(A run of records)
** Start **
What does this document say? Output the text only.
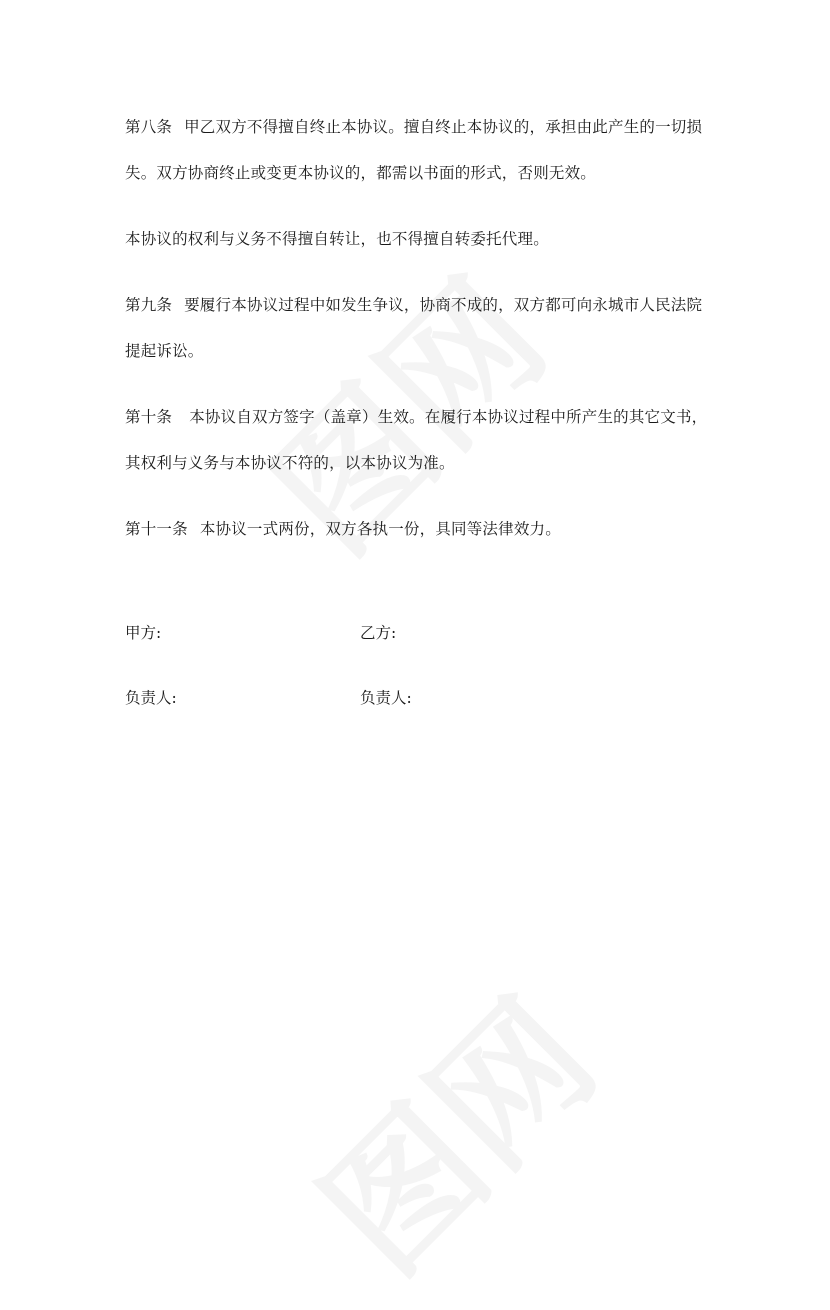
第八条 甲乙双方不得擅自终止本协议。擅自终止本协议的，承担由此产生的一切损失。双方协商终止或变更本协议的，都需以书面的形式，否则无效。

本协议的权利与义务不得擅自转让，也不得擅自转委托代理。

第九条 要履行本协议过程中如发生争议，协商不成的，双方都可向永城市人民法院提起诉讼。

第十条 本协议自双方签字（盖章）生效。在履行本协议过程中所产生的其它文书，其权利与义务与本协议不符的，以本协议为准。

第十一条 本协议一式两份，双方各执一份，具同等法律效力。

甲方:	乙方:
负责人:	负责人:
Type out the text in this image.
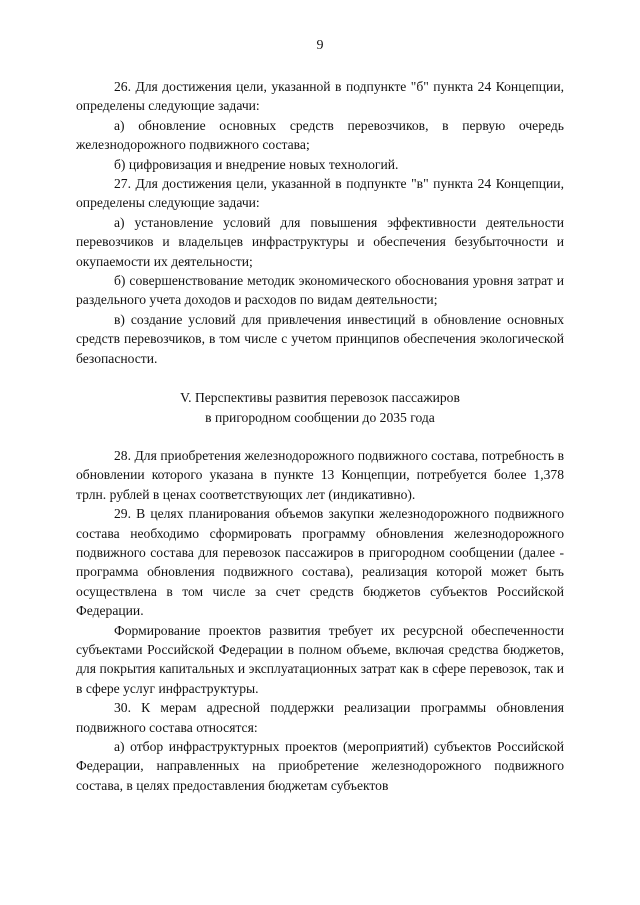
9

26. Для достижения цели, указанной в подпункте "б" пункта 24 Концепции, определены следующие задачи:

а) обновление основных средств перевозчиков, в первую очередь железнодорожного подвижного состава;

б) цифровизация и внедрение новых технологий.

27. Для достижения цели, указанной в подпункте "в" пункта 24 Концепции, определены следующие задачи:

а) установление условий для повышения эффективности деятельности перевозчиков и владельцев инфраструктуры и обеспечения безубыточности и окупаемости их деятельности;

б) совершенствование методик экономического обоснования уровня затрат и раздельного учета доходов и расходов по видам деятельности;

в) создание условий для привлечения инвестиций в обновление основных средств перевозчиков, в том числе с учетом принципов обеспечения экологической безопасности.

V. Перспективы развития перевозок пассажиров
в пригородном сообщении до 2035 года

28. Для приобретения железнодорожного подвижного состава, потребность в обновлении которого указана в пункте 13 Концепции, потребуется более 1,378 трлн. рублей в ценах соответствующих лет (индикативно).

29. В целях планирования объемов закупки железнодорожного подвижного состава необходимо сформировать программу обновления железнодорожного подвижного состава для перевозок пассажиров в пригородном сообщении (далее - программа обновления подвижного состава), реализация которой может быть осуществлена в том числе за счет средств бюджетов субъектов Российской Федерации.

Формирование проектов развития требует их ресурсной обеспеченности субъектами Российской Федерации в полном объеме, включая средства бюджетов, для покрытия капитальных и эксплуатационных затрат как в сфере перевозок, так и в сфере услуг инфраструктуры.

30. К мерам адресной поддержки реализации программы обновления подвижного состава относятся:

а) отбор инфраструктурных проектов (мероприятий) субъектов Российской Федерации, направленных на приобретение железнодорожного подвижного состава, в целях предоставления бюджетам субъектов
** End **
Transcribe the records above verbatim. Do not carry over any picture.

What does this document say? Output the text only.
第八条 甲乙双方不得擅自终止本协议。擅自终止本协议的，承担由此产生的一切损失。双方协商终止或变更本协议的，都需以书面的形式，否则无效。

本协议的权利与义务不得擅自转让，也不得擅自转委托代理。

第九条 要履行本协议过程中如发生争议，协商不成的，双方都可向永城市人民法院提起诉讼。

第十条 本协议自双方签字（盖章）生效。在履行本协议过程中所产生的其它文书，其权利与义务与本协议不符的，以本协议为准。

第十一条 本协议一式两份，双方各执一份，具同等法律效力。

甲方:	乙方:
负责人:	负责人:
Type out the text in this image.
9

26. Для достижения цели, указанной в подпункте "б" пункта 24 Концепции, определены следующие задачи:

а) обновление основных средств перевозчиков, в первую очередь железнодорожного подвижного состава;

б) цифровизация и внедрение новых технологий.

27. Для достижения цели, указанной в подпункте "в" пункта 24 Концепции, определены следующие задачи:

а) установление условий для повышения эффективности деятельности перевозчиков и владельцев инфраструктуры и обеспечения безубыточности и окупаемости их деятельности;

б) совершенствование методик экономического обоснования уровня затрат и раздельного учета доходов и расходов по видам деятельности;

в) создание условий для привлечения инвестиций в обновление основных средств перевозчиков, в том числе с учетом принципов обеспечения экологической безопасности.

V. Перспективы развития перевозок пассажиров
в пригородном сообщении до 2035 года

28. Для приобретения железнодорожного подвижного состава, потребность в обновлении которого указана в пункте 13 Концепции, потребуется более 1,378 трлн. рублей в ценах соответствующих лет (индикативно).

29. В целях планирования объемов закупки железнодорожного подвижного состава необходимо сформировать программу обновления железнодорожного подвижного состава для перевозок пассажиров в пригородном сообщении (далее - программа обновления подвижного состава), реализация которой может быть осуществлена в том числе за счет средств бюджетов субъектов Российской Федерации.

Формирование проектов развития требует их ресурсной обеспеченности субъектами Российской Федерации в полном объеме, включая средства бюджетов, для покрытия капитальных и эксплуатационных затрат как в сфере перевозок, так и в сфере услуг инфраструктуры.

30. К мерам адресной поддержки реализации программы обновления подвижного состава относятся:

а) отбор инфраструктурных проектов (мероприятий) субъектов Российской Федерации, направленных на приобретение железнодорожного подвижного состава, в целях предоставления бюджетам субъектов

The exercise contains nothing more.